--- Start of Data shown ---

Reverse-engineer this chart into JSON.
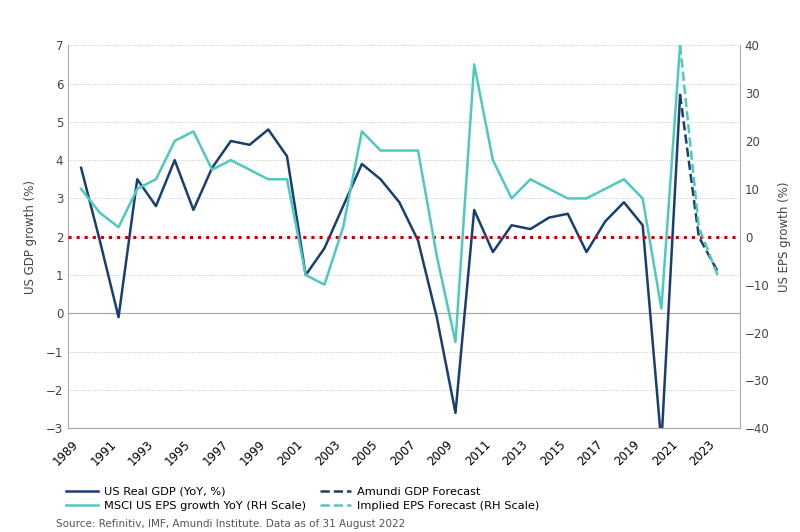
{
  "title_bar_color": "#1a3f6f",
  "bg_color": "#ffffff",
  "grid_color": "#bbbbbb",
  "gdp_years": [
    1989,
    1990,
    1991,
    1992,
    1993,
    1994,
    1995,
    1996,
    1997,
    1998,
    1999,
    2000,
    2001,
    2002,
    2003,
    2004,
    2005,
    2006,
    2007,
    2008,
    2009,
    2010,
    2011,
    2012,
    2013,
    2014,
    2015,
    2016,
    2017,
    2018,
    2019,
    2020,
    2021
  ],
  "gdp_values": [
    3.8,
    1.9,
    -0.1,
    3.5,
    2.8,
    4.0,
    2.7,
    3.8,
    4.5,
    4.4,
    4.8,
    4.1,
    1.0,
    1.7,
    2.8,
    3.9,
    3.5,
    2.9,
    1.9,
    -0.1,
    -2.6,
    2.7,
    1.6,
    2.3,
    2.2,
    2.5,
    2.6,
    1.6,
    2.4,
    2.9,
    2.3,
    -3.4,
    5.7
  ],
  "eps_years": [
    1989,
    1990,
    1991,
    1992,
    1993,
    1994,
    1995,
    1996,
    1997,
    1998,
    1999,
    2000,
    2001,
    2002,
    2003,
    2004,
    2005,
    2006,
    2007,
    2008,
    2009,
    2010,
    2011,
    2012,
    2013,
    2014,
    2015,
    2016,
    2017,
    2018,
    2019,
    2020,
    2021
  ],
  "eps_values": [
    10,
    5,
    2,
    10,
    12,
    20,
    22,
    14,
    16,
    14,
    12,
    12,
    -8,
    -10,
    2,
    22,
    18,
    18,
    18,
    -4,
    -22,
    36,
    16,
    8,
    12,
    10,
    8,
    8,
    10,
    12,
    8,
    -15,
    40
  ],
  "gdp_forecast_years": [
    2021,
    2022,
    2023
  ],
  "gdp_forecast_values": [
    5.7,
    2.0,
    1.1
  ],
  "eps_forecast_years": [
    2021,
    2022,
    2023
  ],
  "eps_forecast_values": [
    40,
    2,
    -8
  ],
  "red_line_gdp": 2.0,
  "gdp_color": "#1a3f6f",
  "eps_color": "#4ec9c0",
  "red_color": "#cc0000",
  "ylabel_left": "US GDP growth (%)",
  "ylabel_right": "US EPS growth (%)",
  "ylim_left": [
    -3,
    7
  ],
  "ylim_right": [
    -40,
    40
  ],
  "xlim": [
    1988.3,
    2024.2
  ],
  "yticks_left": [
    -3,
    -2,
    -1,
    0,
    1,
    2,
    3,
    4,
    5,
    6,
    7
  ],
  "yticks_right": [
    -40,
    -30,
    -20,
    -10,
    0,
    10,
    20,
    30,
    40
  ],
  "xtick_years": [
    1989,
    1991,
    1993,
    1995,
    1997,
    1999,
    2001,
    2003,
    2005,
    2007,
    2009,
    2011,
    2013,
    2015,
    2017,
    2019,
    2021,
    2023
  ],
  "source_text": "Source: Refinitiv, IMF, Amundi Institute. Data as of 31 August 2022",
  "legend_items": [
    {
      "label": "US Real GDP (YoY, %)",
      "color": "#1a3f6f",
      "linestyle": "solid"
    },
    {
      "label": "Amundi GDP Forecast",
      "color": "#1a3f6f",
      "linestyle": "dashed"
    },
    {
      "label": "MSCI US EPS growth YoY (RH Scale)",
      "color": "#4ec9c0",
      "linestyle": "solid"
    },
    {
      "label": "Implied EPS Forecast (RH Scale)",
      "color": "#4ec9c0",
      "linestyle": "dashed"
    }
  ]
}
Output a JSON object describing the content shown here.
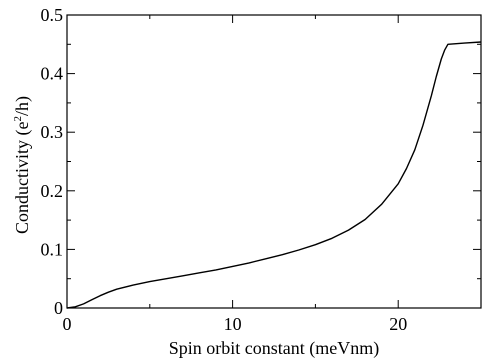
{
  "chart_data": {
    "type": "line",
    "xlabel": "Spin orbit constant (meVnm)",
    "ylabel": {
      "prefix": "Conductivity (e",
      "superscript": "2",
      "suffix": "/h)"
    },
    "xlim": [
      0,
      25
    ],
    "ylim": [
      0,
      0.5
    ],
    "x_ticks": [
      0,
      10,
      20
    ],
    "x_tick_labels": [
      "0",
      "10",
      "20"
    ],
    "y_ticks": [
      0,
      0.1,
      0.2,
      0.3,
      0.4,
      0.5
    ],
    "y_tick_labels": [
      "0",
      "0.1",
      "0.2",
      "0.3",
      "0.4",
      "0.5"
    ],
    "grid": false,
    "series": [
      {
        "color": "#000000",
        "x": [
          0,
          0.5,
          1,
          1.5,
          2,
          2.5,
          3,
          4,
          5,
          6,
          7,
          8,
          9,
          10,
          11,
          12,
          13,
          14,
          15,
          16,
          17,
          18,
          19,
          20,
          20.5,
          21,
          21.5,
          22,
          22.3,
          22.6,
          22.8,
          23,
          24,
          25
        ],
        "y": [
          0,
          0.002,
          0.007,
          0.014,
          0.021,
          0.027,
          0.032,
          0.039,
          0.045,
          0.05,
          0.055,
          0.06,
          0.065,
          0.071,
          0.077,
          0.084,
          0.091,
          0.099,
          0.108,
          0.119,
          0.133,
          0.151,
          0.177,
          0.212,
          0.238,
          0.27,
          0.312,
          0.362,
          0.395,
          0.425,
          0.44,
          0.45,
          0.452,
          0.454
        ]
      }
    ]
  }
}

--- End of Data shown ---

# Required task:
Quote the entries above word for word. Leave the images out.

# Result:
Reverse-engineer this chart into JSON.
{
  "title_bar_color": "#1a3f6f",
  "bg_color": "#ffffff",
  "grid_color": "#bbbbbb",
  "gdp_years": [
    1989,
    1990,
    1991,
    1992,
    1993,
    1994,
    1995,
    1996,
    1997,
    1998,
    1999,
    2000,
    2001,
    2002,
    2003,
    2004,
    2005,
    2006,
    2007,
    2008,
    2009,
    2010,
    2011,
    2012,
    2013,
    2014,
    2015,
    2016,
    2017,
    2018,
    2019,
    2020,
    2021
  ],
  "gdp_values": [
    3.8,
    1.9,
    -0.1,
    3.5,
    2.8,
    4.0,
    2.7,
    3.8,
    4.5,
    4.4,
    4.8,
    4.1,
    1.0,
    1.7,
    2.8,
    3.9,
    3.5,
    2.9,
    1.9,
    -0.1,
    -2.6,
    2.7,
    1.6,
    2.3,
    2.2,
    2.5,
    2.6,
    1.6,
    2.4,
    2.9,
    2.3,
    -3.4,
    5.7
  ],
  "eps_years": [
    1989,
    1990,
    1991,
    1992,
    1993,
    1994,
    1995,
    1996,
    1997,
    1998,
    1999,
    2000,
    2001,
    2002,
    2003,
    2004,
    2005,
    2006,
    2007,
    2008,
    2009,
    2010,
    2011,
    2012,
    2013,
    2014,
    2015,
    2016,
    2017,
    2018,
    2019,
    2020,
    2021
  ],
  "eps_values": [
    10,
    5,
    2,
    10,
    12,
    20,
    22,
    14,
    16,
    14,
    12,
    12,
    -8,
    -10,
    2,
    22,
    18,
    18,
    18,
    -4,
    -22,
    36,
    16,
    8,
    12,
    10,
    8,
    8,
    10,
    12,
    8,
    -15,
    40
  ],
  "gdp_forecast_years": [
    2021,
    2022,
    2023
  ],
  "gdp_forecast_values": [
    5.7,
    2.0,
    1.1
  ],
  "eps_forecast_years": [
    2021,
    2022,
    2023
  ],
  "eps_forecast_values": [
    40,
    2,
    -8
  ],
  "red_line_gdp": 2.0,
  "gdp_color": "#1a3f6f",
  "eps_color": "#4ec9c0",
  "red_color": "#cc0000",
  "ylabel_left": "US GDP growth (%)",
  "ylabel_right": "US EPS growth (%)",
  "ylim_left": [
    -3,
    7
  ],
  "ylim_right": [
    -40,
    40
  ],
  "xlim": [
    1988.3,
    2024.2
  ],
  "yticks_left": [
    -3,
    -2,
    -1,
    0,
    1,
    2,
    3,
    4,
    5,
    6,
    7
  ],
  "yticks_right": [
    -40,
    -30,
    -20,
    -10,
    0,
    10,
    20,
    30,
    40
  ],
  "xtick_years": [
    1989,
    1991,
    1993,
    1995,
    1997,
    1999,
    2001,
    2003,
    2005,
    2007,
    2009,
    2011,
    2013,
    2015,
    2017,
    2019,
    2021,
    2023
  ],
  "source_text": "Source: Refinitiv, IMF, Amundi Institute. Data as of 31 August 2022",
  "legend_items": [
    {
      "label": "US Real GDP (YoY, %)",
      "color": "#1a3f6f",
      "linestyle": "solid"
    },
    {
      "label": "Amundi GDP Forecast",
      "color": "#1a3f6f",
      "linestyle": "dashed"
    },
    {
      "label": "MSCI US EPS growth YoY (RH Scale)",
      "color": "#4ec9c0",
      "linestyle": "solid"
    },
    {
      "label": "Implied EPS Forecast (RH Scale)",
      "color": "#4ec9c0",
      "linestyle": "dashed"
    }
  ]
}
Output a JSON object describing the content shown here.
{
  "chart_data": {
    "type": "line",
    "xlabel": "Spin orbit constant (meVnm)",
    "ylabel": {
      "prefix": "Conductivity (e",
      "superscript": "2",
      "suffix": "/h)"
    },
    "xlim": [
      0,
      25
    ],
    "ylim": [
      0,
      0.5
    ],
    "x_ticks": [
      0,
      10,
      20
    ],
    "x_tick_labels": [
      "0",
      "10",
      "20"
    ],
    "y_ticks": [
      0,
      0.1,
      0.2,
      0.3,
      0.4,
      0.5
    ],
    "y_tick_labels": [
      "0",
      "0.1",
      "0.2",
      "0.3",
      "0.4",
      "0.5"
    ],
    "grid": false,
    "series": [
      {
        "color": "#000000",
        "x": [
          0,
          0.5,
          1,
          1.5,
          2,
          2.5,
          3,
          4,
          5,
          6,
          7,
          8,
          9,
          10,
          11,
          12,
          13,
          14,
          15,
          16,
          17,
          18,
          19,
          20,
          20.5,
          21,
          21.5,
          22,
          22.3,
          22.6,
          22.8,
          23,
          24,
          25
        ],
        "y": [
          0,
          0.002,
          0.007,
          0.014,
          0.021,
          0.027,
          0.032,
          0.039,
          0.045,
          0.05,
          0.055,
          0.06,
          0.065,
          0.071,
          0.077,
          0.084,
          0.091,
          0.099,
          0.108,
          0.119,
          0.133,
          0.151,
          0.177,
          0.212,
          0.238,
          0.27,
          0.312,
          0.362,
          0.395,
          0.425,
          0.44,
          0.45,
          0.452,
          0.454
        ]
      }
    ]
  }
}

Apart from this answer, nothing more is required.